#### AIM
Copy each line below that contains "world".
##########
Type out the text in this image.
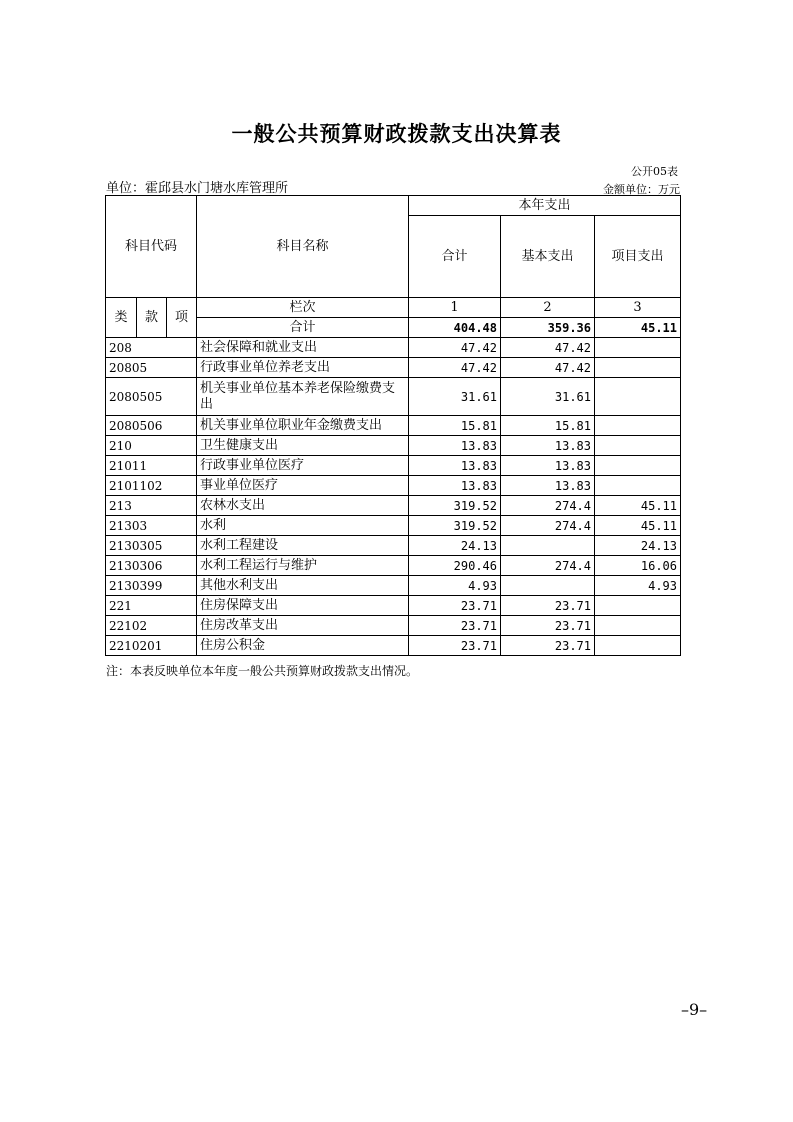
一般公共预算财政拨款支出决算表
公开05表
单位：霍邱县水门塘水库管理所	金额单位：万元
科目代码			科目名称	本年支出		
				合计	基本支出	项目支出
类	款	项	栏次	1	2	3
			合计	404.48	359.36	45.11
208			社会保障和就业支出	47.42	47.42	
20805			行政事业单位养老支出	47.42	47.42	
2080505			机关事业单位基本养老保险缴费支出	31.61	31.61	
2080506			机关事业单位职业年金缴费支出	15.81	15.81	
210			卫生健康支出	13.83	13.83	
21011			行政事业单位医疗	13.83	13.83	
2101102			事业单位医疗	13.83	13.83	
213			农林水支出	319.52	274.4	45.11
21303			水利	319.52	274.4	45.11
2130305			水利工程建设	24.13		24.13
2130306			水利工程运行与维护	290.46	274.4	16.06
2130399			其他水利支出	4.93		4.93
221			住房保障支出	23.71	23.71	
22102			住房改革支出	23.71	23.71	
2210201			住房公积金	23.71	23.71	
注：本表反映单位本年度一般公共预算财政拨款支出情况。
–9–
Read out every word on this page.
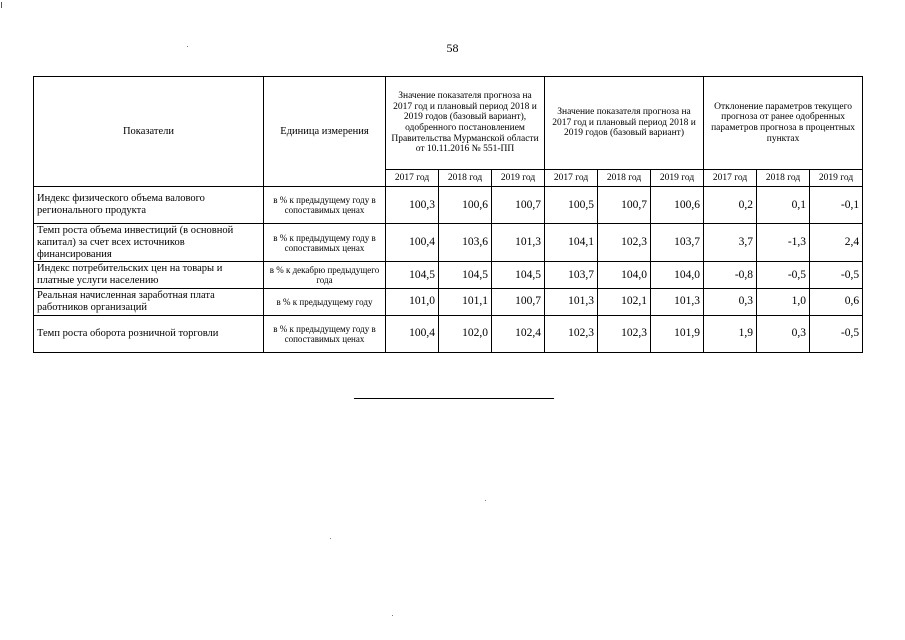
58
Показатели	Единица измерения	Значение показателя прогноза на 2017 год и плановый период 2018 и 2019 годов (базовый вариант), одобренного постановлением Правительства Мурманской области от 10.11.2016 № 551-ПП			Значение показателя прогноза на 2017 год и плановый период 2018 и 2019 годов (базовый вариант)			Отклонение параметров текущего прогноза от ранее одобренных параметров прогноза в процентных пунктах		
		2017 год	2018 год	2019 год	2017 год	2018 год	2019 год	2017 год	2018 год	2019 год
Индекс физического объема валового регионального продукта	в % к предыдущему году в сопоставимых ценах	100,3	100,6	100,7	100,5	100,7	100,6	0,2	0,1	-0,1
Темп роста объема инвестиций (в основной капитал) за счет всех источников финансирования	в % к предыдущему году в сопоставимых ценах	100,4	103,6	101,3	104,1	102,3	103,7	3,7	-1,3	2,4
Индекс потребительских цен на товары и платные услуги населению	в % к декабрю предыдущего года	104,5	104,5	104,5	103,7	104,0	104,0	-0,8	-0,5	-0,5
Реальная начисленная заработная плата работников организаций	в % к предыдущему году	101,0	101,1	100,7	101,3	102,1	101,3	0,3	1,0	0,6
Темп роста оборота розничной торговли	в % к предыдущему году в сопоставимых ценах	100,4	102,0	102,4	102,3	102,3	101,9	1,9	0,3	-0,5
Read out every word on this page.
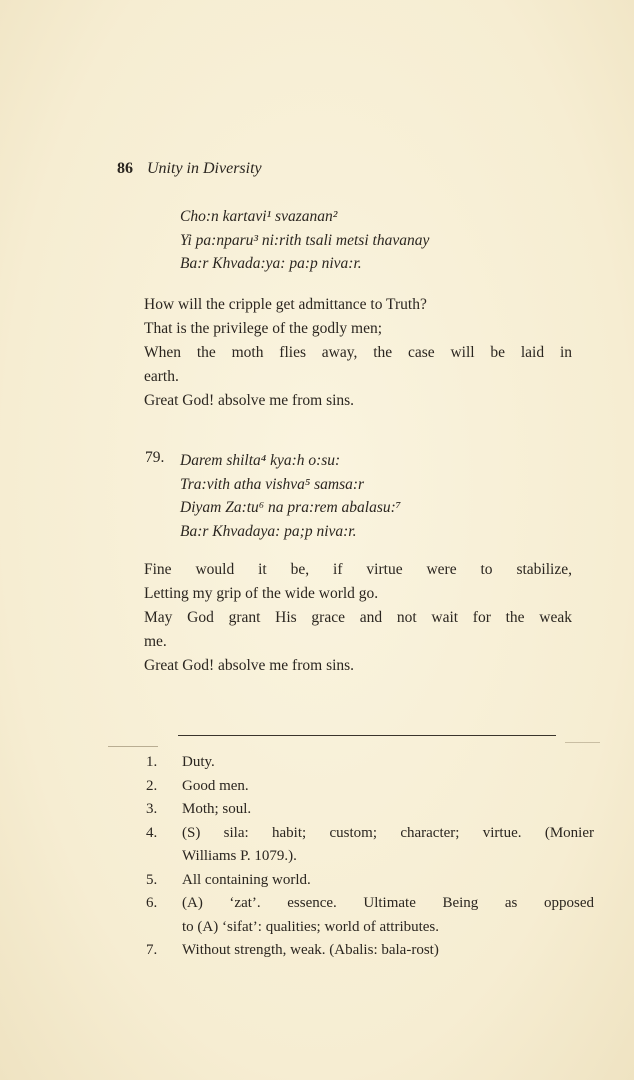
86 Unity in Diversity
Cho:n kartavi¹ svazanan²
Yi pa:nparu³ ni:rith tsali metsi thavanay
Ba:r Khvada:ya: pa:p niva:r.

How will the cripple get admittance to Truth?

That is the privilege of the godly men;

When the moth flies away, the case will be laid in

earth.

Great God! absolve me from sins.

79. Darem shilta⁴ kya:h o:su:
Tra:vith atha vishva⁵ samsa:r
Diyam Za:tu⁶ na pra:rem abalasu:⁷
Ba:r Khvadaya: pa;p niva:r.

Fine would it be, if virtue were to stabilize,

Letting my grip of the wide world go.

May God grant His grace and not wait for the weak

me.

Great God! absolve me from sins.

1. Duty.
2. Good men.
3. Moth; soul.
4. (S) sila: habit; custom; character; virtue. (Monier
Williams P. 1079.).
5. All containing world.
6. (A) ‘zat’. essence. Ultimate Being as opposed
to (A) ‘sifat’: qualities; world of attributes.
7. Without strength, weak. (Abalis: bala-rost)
##########
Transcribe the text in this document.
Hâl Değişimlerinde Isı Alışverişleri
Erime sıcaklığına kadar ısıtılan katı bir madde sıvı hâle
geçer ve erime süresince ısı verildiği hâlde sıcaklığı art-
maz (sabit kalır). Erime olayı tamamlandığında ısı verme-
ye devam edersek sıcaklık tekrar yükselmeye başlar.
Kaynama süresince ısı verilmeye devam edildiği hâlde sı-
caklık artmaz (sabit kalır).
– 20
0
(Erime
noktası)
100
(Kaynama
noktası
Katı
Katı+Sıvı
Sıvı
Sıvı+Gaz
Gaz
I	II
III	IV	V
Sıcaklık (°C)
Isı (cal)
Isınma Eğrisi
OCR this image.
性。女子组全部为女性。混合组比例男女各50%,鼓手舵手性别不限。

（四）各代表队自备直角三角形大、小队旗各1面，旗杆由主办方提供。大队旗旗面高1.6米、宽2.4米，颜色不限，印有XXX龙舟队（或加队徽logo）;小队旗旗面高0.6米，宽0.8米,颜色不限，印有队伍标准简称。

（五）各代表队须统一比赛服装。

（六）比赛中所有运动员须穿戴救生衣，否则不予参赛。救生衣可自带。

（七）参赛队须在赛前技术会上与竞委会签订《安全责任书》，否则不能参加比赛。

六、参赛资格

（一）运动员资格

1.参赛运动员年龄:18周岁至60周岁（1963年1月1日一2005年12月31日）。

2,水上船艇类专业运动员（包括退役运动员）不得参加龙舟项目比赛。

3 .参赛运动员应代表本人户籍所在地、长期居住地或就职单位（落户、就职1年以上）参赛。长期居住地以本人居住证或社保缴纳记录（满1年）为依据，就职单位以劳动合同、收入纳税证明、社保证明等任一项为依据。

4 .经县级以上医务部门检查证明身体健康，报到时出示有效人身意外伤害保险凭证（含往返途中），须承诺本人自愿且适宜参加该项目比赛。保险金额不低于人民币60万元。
##########
#### THE SOLUTION
Letting my grip of the wide world go.
5. All containing world.
to (A) ‘sifat’: qualities; world of attributes.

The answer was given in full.